Extracts from a graphics dataset =>
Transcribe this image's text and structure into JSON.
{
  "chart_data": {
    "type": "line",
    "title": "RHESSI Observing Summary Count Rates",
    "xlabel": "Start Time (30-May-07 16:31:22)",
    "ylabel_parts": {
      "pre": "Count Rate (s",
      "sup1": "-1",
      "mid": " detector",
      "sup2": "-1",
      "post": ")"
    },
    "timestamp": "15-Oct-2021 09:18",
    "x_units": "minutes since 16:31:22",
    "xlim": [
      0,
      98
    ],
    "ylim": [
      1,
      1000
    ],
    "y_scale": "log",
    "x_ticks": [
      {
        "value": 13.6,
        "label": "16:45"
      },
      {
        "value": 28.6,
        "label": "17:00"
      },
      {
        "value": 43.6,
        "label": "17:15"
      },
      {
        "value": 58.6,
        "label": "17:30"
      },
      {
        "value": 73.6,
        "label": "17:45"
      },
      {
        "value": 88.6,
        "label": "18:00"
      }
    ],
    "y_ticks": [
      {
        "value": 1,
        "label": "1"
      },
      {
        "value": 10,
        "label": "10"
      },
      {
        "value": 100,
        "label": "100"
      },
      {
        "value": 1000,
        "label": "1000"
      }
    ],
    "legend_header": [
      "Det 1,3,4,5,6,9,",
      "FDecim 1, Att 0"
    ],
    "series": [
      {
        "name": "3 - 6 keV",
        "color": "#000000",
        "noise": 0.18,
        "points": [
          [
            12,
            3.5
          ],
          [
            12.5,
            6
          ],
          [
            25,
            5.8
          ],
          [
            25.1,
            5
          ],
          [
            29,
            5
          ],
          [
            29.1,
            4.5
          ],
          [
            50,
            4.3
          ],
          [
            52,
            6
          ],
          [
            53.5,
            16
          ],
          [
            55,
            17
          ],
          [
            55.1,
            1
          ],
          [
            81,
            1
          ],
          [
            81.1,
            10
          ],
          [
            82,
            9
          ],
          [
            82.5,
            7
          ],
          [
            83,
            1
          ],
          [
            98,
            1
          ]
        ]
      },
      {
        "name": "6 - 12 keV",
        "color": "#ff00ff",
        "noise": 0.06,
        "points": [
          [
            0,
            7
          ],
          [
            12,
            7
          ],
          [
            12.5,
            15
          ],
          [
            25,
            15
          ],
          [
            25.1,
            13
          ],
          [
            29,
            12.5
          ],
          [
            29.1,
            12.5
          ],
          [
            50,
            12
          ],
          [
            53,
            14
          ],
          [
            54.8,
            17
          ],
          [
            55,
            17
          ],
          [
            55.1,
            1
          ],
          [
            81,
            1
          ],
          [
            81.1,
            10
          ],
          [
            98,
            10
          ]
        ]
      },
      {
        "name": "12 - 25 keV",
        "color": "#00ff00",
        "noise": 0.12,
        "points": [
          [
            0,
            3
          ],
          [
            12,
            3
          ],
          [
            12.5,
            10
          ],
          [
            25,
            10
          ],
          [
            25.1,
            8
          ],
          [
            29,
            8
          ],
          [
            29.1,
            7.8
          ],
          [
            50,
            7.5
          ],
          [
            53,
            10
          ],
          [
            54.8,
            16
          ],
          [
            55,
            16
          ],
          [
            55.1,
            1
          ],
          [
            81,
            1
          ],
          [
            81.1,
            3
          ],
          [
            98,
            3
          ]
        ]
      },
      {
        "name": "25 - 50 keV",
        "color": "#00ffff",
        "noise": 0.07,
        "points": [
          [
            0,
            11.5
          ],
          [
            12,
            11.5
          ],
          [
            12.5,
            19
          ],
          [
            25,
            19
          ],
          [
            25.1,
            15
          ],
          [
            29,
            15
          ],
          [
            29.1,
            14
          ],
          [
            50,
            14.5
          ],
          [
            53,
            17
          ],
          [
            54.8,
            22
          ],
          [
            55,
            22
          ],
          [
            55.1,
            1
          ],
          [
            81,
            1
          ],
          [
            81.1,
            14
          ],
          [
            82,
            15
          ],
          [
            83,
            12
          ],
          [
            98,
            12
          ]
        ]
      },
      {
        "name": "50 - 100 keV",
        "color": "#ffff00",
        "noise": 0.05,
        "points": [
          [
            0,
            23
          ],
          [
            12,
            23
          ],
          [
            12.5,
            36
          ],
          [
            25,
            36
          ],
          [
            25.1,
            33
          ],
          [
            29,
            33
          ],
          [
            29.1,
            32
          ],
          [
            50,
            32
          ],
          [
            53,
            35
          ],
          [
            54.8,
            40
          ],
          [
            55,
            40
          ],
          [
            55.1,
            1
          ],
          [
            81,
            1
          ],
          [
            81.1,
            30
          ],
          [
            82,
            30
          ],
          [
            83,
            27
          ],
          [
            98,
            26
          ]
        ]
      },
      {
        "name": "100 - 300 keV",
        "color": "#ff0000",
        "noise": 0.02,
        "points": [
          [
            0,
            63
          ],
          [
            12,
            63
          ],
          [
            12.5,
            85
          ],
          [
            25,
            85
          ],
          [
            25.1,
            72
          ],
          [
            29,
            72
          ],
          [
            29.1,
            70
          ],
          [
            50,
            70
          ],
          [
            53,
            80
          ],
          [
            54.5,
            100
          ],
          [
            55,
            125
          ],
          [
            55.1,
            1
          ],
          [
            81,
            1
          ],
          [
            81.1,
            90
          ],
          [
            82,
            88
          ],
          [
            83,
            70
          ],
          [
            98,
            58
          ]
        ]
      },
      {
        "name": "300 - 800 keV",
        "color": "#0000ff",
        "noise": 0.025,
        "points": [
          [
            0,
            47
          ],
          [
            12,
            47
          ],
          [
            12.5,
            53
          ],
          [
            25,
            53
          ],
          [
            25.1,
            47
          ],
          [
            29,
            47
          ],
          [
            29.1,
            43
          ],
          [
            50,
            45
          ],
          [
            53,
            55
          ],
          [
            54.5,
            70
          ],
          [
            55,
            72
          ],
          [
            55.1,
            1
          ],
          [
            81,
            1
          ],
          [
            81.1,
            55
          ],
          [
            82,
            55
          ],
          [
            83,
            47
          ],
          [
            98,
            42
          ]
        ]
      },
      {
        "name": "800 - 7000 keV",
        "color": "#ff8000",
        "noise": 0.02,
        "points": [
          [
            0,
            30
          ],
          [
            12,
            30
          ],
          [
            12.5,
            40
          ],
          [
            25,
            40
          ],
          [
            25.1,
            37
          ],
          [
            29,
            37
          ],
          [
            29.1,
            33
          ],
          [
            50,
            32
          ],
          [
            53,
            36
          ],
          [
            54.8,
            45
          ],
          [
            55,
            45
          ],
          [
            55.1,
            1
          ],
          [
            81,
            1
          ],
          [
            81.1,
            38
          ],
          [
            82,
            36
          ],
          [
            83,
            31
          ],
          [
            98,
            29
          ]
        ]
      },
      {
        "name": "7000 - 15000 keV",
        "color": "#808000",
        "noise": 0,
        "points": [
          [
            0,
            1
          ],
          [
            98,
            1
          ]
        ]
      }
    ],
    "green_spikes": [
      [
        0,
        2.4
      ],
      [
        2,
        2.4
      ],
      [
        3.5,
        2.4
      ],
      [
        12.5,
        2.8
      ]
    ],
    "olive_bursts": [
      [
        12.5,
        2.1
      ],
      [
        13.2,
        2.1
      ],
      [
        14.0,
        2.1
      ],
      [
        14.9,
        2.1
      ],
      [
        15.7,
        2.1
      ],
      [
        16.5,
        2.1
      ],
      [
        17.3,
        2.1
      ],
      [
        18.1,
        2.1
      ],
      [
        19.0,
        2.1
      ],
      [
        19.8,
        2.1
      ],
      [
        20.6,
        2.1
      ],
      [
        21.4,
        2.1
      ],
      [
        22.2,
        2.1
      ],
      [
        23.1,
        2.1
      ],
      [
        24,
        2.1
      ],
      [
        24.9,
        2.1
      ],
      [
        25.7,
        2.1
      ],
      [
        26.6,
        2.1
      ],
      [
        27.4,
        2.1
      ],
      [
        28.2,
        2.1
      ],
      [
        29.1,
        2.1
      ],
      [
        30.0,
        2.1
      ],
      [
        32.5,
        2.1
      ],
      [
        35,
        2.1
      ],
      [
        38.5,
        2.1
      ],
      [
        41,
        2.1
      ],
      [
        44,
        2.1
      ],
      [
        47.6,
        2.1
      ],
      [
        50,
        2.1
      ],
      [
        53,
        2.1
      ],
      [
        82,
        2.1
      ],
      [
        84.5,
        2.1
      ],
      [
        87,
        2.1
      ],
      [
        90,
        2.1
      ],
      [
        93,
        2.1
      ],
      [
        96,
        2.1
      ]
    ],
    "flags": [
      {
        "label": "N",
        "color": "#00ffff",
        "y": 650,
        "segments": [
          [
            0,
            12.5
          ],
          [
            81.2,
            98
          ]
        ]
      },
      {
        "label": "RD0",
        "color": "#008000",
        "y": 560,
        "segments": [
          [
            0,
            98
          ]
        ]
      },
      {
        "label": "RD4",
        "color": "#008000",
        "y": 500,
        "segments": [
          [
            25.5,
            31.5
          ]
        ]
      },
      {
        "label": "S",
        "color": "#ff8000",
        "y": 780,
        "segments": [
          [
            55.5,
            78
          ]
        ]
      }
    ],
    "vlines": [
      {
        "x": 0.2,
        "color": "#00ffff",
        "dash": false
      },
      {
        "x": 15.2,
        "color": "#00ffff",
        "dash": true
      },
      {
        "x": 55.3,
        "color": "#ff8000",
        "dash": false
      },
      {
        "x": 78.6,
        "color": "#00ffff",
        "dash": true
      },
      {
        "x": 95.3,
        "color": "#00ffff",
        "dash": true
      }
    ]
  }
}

YOUR OBJECTIVE => Filter the records above for "Count" and copy every matching line.

EXPECTED ANSWER =>
    "title": "RHESSI Observing Summary Count Rates",
      "pre": "Count Rate (s",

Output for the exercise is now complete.